— start —

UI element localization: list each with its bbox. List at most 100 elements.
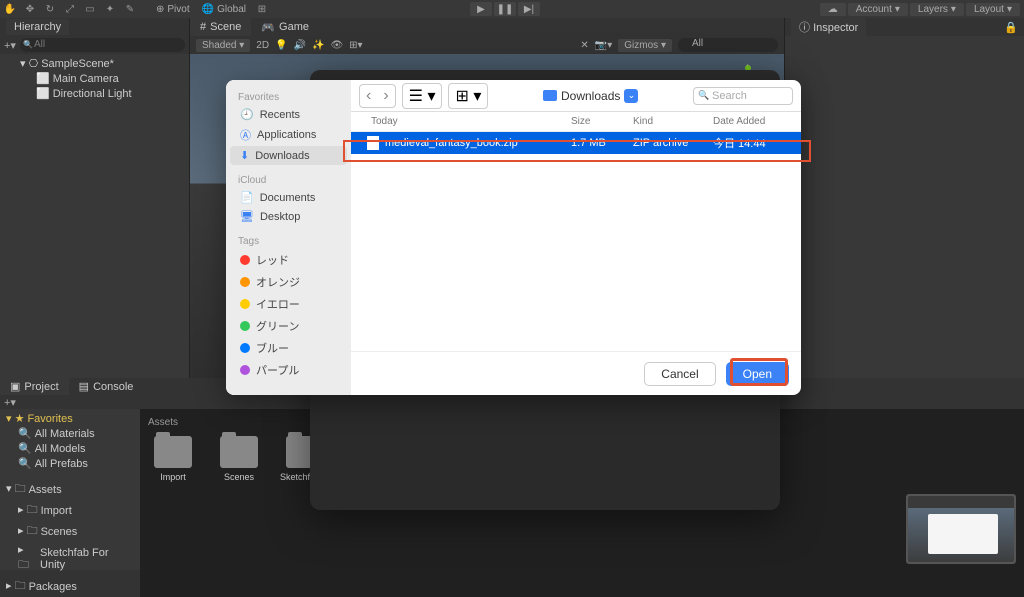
custom-tool-icon[interactable]: ✎: [120, 1, 140, 17]
col-kind[interactable]: Kind: [633, 116, 713, 127]
sidebar-item-recents[interactable]: 🕘Recents: [230, 105, 347, 124]
hierarchy-item[interactable]: ⬜ Directional Light: [0, 86, 189, 101]
layout-dropdown[interactable]: Layout ▾: [966, 3, 1020, 16]
clock-icon: 🕘: [240, 108, 254, 121]
col-name[interactable]: Today: [367, 116, 571, 127]
sidebar-item-desktop[interactable]: 🖥Desktop: [230, 207, 347, 226]
back-button[interactable]: ‹: [360, 85, 377, 107]
pivot-toggle[interactable]: ⊕ Pivot: [150, 4, 196, 15]
tag-dot-icon: [240, 343, 250, 353]
tab-scene[interactable]: # Scene: [190, 18, 251, 36]
tag-item[interactable]: オレンジ: [230, 271, 347, 293]
snap-icon[interactable]: ⊞: [252, 1, 272, 17]
tools-icon[interactable]: ✕: [580, 40, 588, 51]
shading-mode-dropdown[interactable]: Shaded ▾: [196, 39, 250, 52]
project-tree-item[interactable]: ▸ 🗀 Import: [0, 500, 140, 521]
scene-row[interactable]: ▾ ⎔ SampleScene*: [0, 56, 189, 71]
location-dropdown[interactable]: ⌄: [624, 89, 638, 103]
tag-item[interactable]: イエロー: [230, 293, 347, 315]
doc-icon: 📄: [240, 191, 254, 204]
sidebar-item-downloads[interactable]: ⬇Downloads: [230, 146, 347, 165]
hidden-icon[interactable]: 👁: [330, 40, 343, 51]
grid-icon[interactable]: ⊞▾: [349, 40, 362, 51]
cloud-button[interactable]: ☁: [820, 3, 846, 16]
hierarchy-panel: Hierarchy +▾ All ▾ ⎔ SampleScene* ⬜ Main…: [0, 18, 190, 378]
fx-icon[interactable]: ✨: [312, 40, 324, 51]
pause-button[interactable]: ❚❚: [494, 2, 516, 16]
finder-search[interactable]: Search: [693, 87, 793, 105]
file-open-dialog: Favorites 🕘Recents ⒶApplications ⬇Downlo…: [226, 80, 801, 395]
audio-icon[interactable]: 🔊: [294, 40, 306, 51]
rect-tool-icon[interactable]: ▭: [80, 1, 100, 17]
lock-icon[interactable]: 🔒: [1004, 21, 1018, 34]
project-create-dropdown[interactable]: +▾: [4, 396, 20, 409]
finder-sidebar: Favorites 🕘Recents ⒶApplications ⬇Downlo…: [226, 80, 351, 395]
folder-icon: [154, 436, 192, 468]
project-tree-item[interactable]: 🔍 All Models: [0, 441, 140, 456]
folder-item[interactable]: Import: [148, 436, 198, 482]
favorites-header[interactable]: ▾ ★ Favorites: [0, 411, 140, 426]
scale-tool-icon[interactable]: ⤢: [60, 1, 80, 17]
project-tree-item[interactable]: ▸ 🗀 Sketchfab For Unity: [0, 542, 140, 576]
packages-header[interactable]: ▸ 🗀 Packages: [0, 576, 140, 597]
tag-item[interactable]: ブルー: [230, 337, 347, 359]
assets-header[interactable]: ▾ 🗀 Assets: [0, 479, 140, 500]
hierarchy-search[interactable]: All: [20, 38, 185, 52]
step-button[interactable]: ▶|: [518, 2, 540, 16]
tag-dot-icon: [240, 321, 250, 331]
tag-item[interactable]: レッド: [230, 249, 347, 271]
play-button[interactable]: ▶: [470, 2, 492, 16]
sidebar-item-applications[interactable]: ⒶApplications: [230, 124, 347, 146]
col-size[interactable]: Size: [571, 116, 633, 127]
sidebar-section-label: Tags: [226, 232, 351, 249]
project-tree-item[interactable]: 🔍 All Materials: [0, 426, 140, 441]
rotate-tool-icon[interactable]: ↻: [40, 1, 60, 17]
folder-item[interactable]: Scenes: [214, 436, 264, 482]
hand-tool-icon[interactable]: ✋: [0, 1, 20, 17]
tag-dot-icon: [240, 277, 250, 287]
location-label: Downloads: [561, 89, 620, 103]
tab-game[interactable]: 🎮 Game: [251, 18, 319, 36]
cancel-button[interactable]: Cancel: [644, 362, 715, 386]
view-mode-dropdown[interactable]: ☰ ▾: [402, 83, 443, 109]
tab-console[interactable]: ▤ Console: [69, 378, 144, 395]
group-dropdown[interactable]: ⊞ ▾: [448, 83, 488, 109]
gizmos-dropdown[interactable]: Gizmos ▾: [618, 39, 672, 52]
camera-icon[interactable]: 📷▾: [595, 40, 612, 51]
project-tree: ▾ ★ Favorites 🔍 All Materials 🔍 All Mode…: [0, 409, 140, 597]
account-dropdown[interactable]: Account ▾: [848, 3, 908, 16]
sidebar-item-documents[interactable]: 📄Documents: [230, 188, 347, 207]
file-row[interactable]: medieval_fantasy_book.zip 1.7 MB ZIP arc…: [351, 132, 801, 154]
move-tool-icon[interactable]: ✥: [20, 1, 40, 17]
tag-item[interactable]: グリーン: [230, 315, 347, 337]
tag-dot-icon: [240, 299, 250, 309]
inspector-tab[interactable]: ⓘ Inspector: [791, 17, 866, 37]
desktop-icon: 🖥: [240, 210, 254, 223]
2d-toggle[interactable]: 2D: [256, 40, 269, 51]
scene-search[interactable]: All: [678, 38, 778, 52]
lighting-icon[interactable]: 💡: [275, 40, 287, 51]
open-button[interactable]: Open: [726, 362, 789, 386]
tag-dot-icon: [240, 365, 250, 375]
layers-dropdown[interactable]: Layers ▾: [910, 3, 964, 16]
inspector-panel: ⓘ Inspector 🔒: [784, 18, 1024, 378]
create-dropdown[interactable]: +▾: [4, 39, 20, 52]
global-toggle[interactable]: 🌐 Global: [196, 4, 252, 15]
unity-toolbar: ✋ ✥ ↻ ⤢ ▭ ✦ ✎ ⊕ Pivot 🌐 Global ⊞ ▶ ❚❚ ▶|…: [0, 0, 1024, 18]
download-icon: ⬇: [240, 149, 249, 162]
col-date[interactable]: Date Added: [713, 116, 785, 127]
forward-button[interactable]: ›: [377, 85, 394, 107]
project-tree-item[interactable]: 🔍 All Prefabs: [0, 456, 140, 471]
transform-tool-icon[interactable]: ✦: [100, 1, 120, 17]
sidebar-section-label: Favorites: [226, 88, 351, 105]
tag-item[interactable]: パープル: [230, 359, 347, 381]
finder-toolbar: ‹› ☰ ▾ ⊞ ▾ Downloads ⌄ Search: [351, 80, 801, 112]
tab-project[interactable]: ▣ Project: [0, 378, 69, 395]
project-tree-item[interactable]: ▸ 🗀 Scenes: [0, 521, 140, 542]
tag-dot-icon: [240, 255, 250, 265]
folder-icon: [543, 90, 557, 101]
hierarchy-item[interactable]: ⬜ Main Camera: [0, 71, 189, 86]
hierarchy-tab[interactable]: Hierarchy: [6, 19, 69, 35]
column-headers: Today Size Kind Date Added: [351, 112, 801, 132]
apps-icon: Ⓐ: [240, 127, 251, 143]
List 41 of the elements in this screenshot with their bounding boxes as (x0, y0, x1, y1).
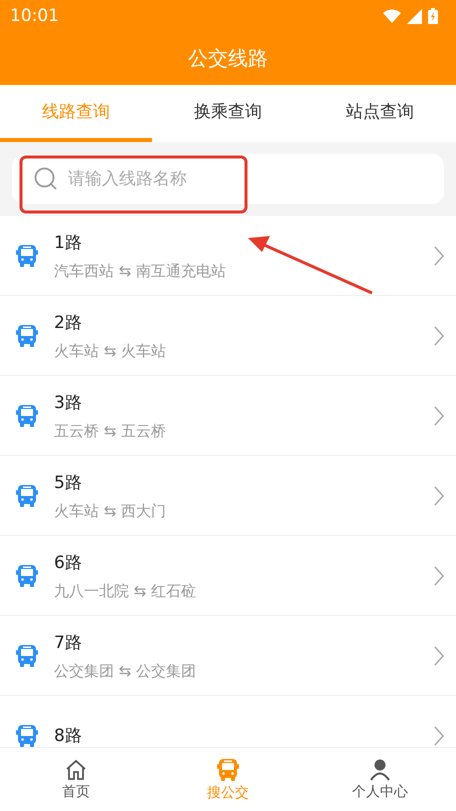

— end —

- **Brief**:
Could you copy all of the data above word for word, leaving out the pictures?

- **Final answer**:
UI element localization: list each with its bbox. List at most 100 elements.
custom-tool-icon[interactable]: ✎: [120, 1, 140, 17]
col-kind[interactable]: Kind: [633, 116, 713, 127]
sidebar-item-recents[interactable]: 🕘Recents: [230, 105, 347, 124]
hierarchy-item[interactable]: ⬜ Directional Light: [0, 86, 189, 101]
layout-dropdown[interactable]: Layout ▾: [966, 3, 1020, 16]
clock-icon: 🕘: [240, 108, 254, 121]
col-name[interactable]: Today: [367, 116, 571, 127]
sidebar-item-desktop[interactable]: 🖥Desktop: [230, 207, 347, 226]
back-button[interactable]: ‹: [360, 85, 377, 107]
pivot-toggle[interactable]: ⊕ Pivot: [150, 4, 196, 15]
tag-dot-icon: [240, 343, 250, 353]
tab-scene[interactable]: # Scene: [190, 18, 251, 36]
tag-item[interactable]: オレンジ: [230, 271, 347, 293]
snap-icon[interactable]: ⊞: [252, 1, 272, 17]
tools-icon[interactable]: ✕: [580, 40, 588, 51]
shading-mode-dropdown[interactable]: Shaded ▾: [196, 39, 250, 52]
project-tree-item[interactable]: ▸ 🗀 Import: [0, 500, 140, 521]
scene-row[interactable]: ▾ ⎔ SampleScene*: [0, 56, 189, 71]
location-dropdown[interactable]: ⌄: [624, 89, 638, 103]
tag-item[interactable]: イエロー: [230, 293, 347, 315]
doc-icon: 📄: [240, 191, 254, 204]
sidebar-item-downloads[interactable]: ⬇Downloads: [230, 146, 347, 165]
hidden-icon[interactable]: 👁: [330, 40, 343, 51]
grid-icon[interactable]: ⊞▾: [349, 40, 362, 51]
cloud-button[interactable]: ☁: [820, 3, 846, 16]
hierarchy-panel: Hierarchy +▾ All ▾ ⎔ SampleScene* ⬜ Main…: [0, 18, 190, 378]
fx-icon[interactable]: ✨: [312, 40, 324, 51]
pause-button[interactable]: ❚❚: [494, 2, 516, 16]
finder-search[interactable]: Search: [693, 87, 793, 105]
file-open-dialog: Favorites 🕘Recents ⒶApplications ⬇Downlo…: [226, 80, 801, 395]
audio-icon[interactable]: 🔊: [294, 40, 306, 51]
rect-tool-icon[interactable]: ▭: [80, 1, 100, 17]
lock-icon[interactable]: 🔒: [1004, 21, 1018, 34]
project-create-dropdown[interactable]: +▾: [4, 396, 20, 409]
finder-sidebar: Favorites 🕘Recents ⒶApplications ⬇Downlo…: [226, 80, 351, 395]
folder-icon: [154, 436, 192, 468]
project-tree-item[interactable]: 🔍 All Models: [0, 441, 140, 456]
folder-item[interactable]: Import: [148, 436, 198, 482]
favorites-header[interactable]: ▾ ★ Favorites: [0, 411, 140, 426]
scale-tool-icon[interactable]: ⤢: [60, 1, 80, 17]
project-tree-item[interactable]: ▸ 🗀 Sketchfab For Unity: [0, 542, 140, 576]
packages-header[interactable]: ▸ 🗀 Packages: [0, 576, 140, 597]
tag-item[interactable]: ブルー: [230, 337, 347, 359]
assets-header[interactable]: ▾ 🗀 Assets: [0, 479, 140, 500]
hierarchy-search[interactable]: All: [20, 38, 185, 52]
step-button[interactable]: ▶|: [518, 2, 540, 16]
tag-dot-icon: [240, 321, 250, 331]
tag-item[interactable]: レッド: [230, 249, 347, 271]
play-button[interactable]: ▶: [470, 2, 492, 16]
sidebar-item-applications[interactable]: ⒶApplications: [230, 124, 347, 146]
col-size[interactable]: Size: [571, 116, 633, 127]
sidebar-section-label: Tags: [226, 232, 351, 249]
project-tree-item[interactable]: 🔍 All Materials: [0, 426, 140, 441]
rotate-tool-icon[interactable]: ↻: [40, 1, 60, 17]
folder-item[interactable]: Scenes: [214, 436, 264, 482]
hand-tool-icon[interactable]: ✋: [0, 1, 20, 17]
tag-dot-icon: [240, 277, 250, 287]
location-label: Downloads: [561, 89, 620, 103]
tab-game[interactable]: 🎮 Game: [251, 18, 319, 36]
cancel-button[interactable]: Cancel: [644, 362, 715, 386]
view-mode-dropdown[interactable]: ☰ ▾: [402, 83, 443, 109]
tab-console[interactable]: ▤ Console: [69, 378, 144, 395]
group-dropdown[interactable]: ⊞ ▾: [448, 83, 488, 109]
gizmos-dropdown[interactable]: Gizmos ▾: [618, 39, 672, 52]
camera-icon[interactable]: 📷▾: [595, 40, 612, 51]
project-tree: ▾ ★ Favorites 🔍 All Materials 🔍 All Mode…: [0, 409, 140, 597]
account-dropdown[interactable]: Account ▾: [848, 3, 908, 16]
sidebar-item-documents[interactable]: 📄Documents: [230, 188, 347, 207]
file-row[interactable]: medieval_fantasy_book.zip 1.7 MB ZIP arc…: [351, 132, 801, 154]
move-tool-icon[interactable]: ✥: [20, 1, 40, 17]
tag-item[interactable]: グリーン: [230, 315, 347, 337]
tag-dot-icon: [240, 299, 250, 309]
inspector-tab[interactable]: ⓘ Inspector: [791, 17, 866, 37]
desktop-icon: 🖥: [240, 210, 254, 223]
2d-toggle[interactable]: 2D: [256, 40, 269, 51]
scene-search[interactable]: All: [678, 38, 778, 52]
lighting-icon[interactable]: 💡: [275, 40, 287, 51]
open-button[interactable]: Open: [726, 362, 789, 386]
tag-dot-icon: [240, 365, 250, 375]
layers-dropdown[interactable]: Layers ▾: [910, 3, 964, 16]
inspector-panel: ⓘ Inspector 🔒: [784, 18, 1024, 378]
create-dropdown[interactable]: +▾: [4, 39, 20, 52]
global-toggle[interactable]: 🌐 Global: [196, 4, 252, 15]
unity-toolbar: ✋ ✥ ↻ ⤢ ▭ ✦ ✎ ⊕ Pivot 🌐 Global ⊞ ▶ ❚❚ ▶|…: [0, 0, 1024, 18]
download-icon: ⬇: [240, 149, 249, 162]
col-date[interactable]: Date Added: [713, 116, 785, 127]
forward-button[interactable]: ›: [377, 85, 394, 107]
project-tree-item[interactable]: 🔍 All Prefabs: [0, 456, 140, 471]
transform-tool-icon[interactable]: ✦: [100, 1, 120, 17]
sidebar-section-label: Favorites: [226, 88, 351, 105]
tag-item[interactable]: パープル: [230, 359, 347, 381]
finder-toolbar: ‹› ☰ ▾ ⊞ ▾ Downloads ⌄ Search: [351, 80, 801, 112]
tab-project[interactable]: ▣ Project: [0, 378, 69, 395]
project-tree-item[interactable]: ▸ 🗀 Scenes: [0, 521, 140, 542]
tag-dot-icon: [240, 255, 250, 265]
folder-icon: [543, 90, 557, 101]
hierarchy-item[interactable]: ⬜ Main Camera: [0, 71, 189, 86]
hierarchy-tab[interactable]: Hierarchy: [6, 19, 69, 35]
column-headers: Today Size Kind Date Added: [351, 112, 801, 132]
apps-icon: Ⓐ: [240, 127, 251, 143]
List 41 of the elements in this screenshot with their bounding boxes as (x0, y0, x1, y1).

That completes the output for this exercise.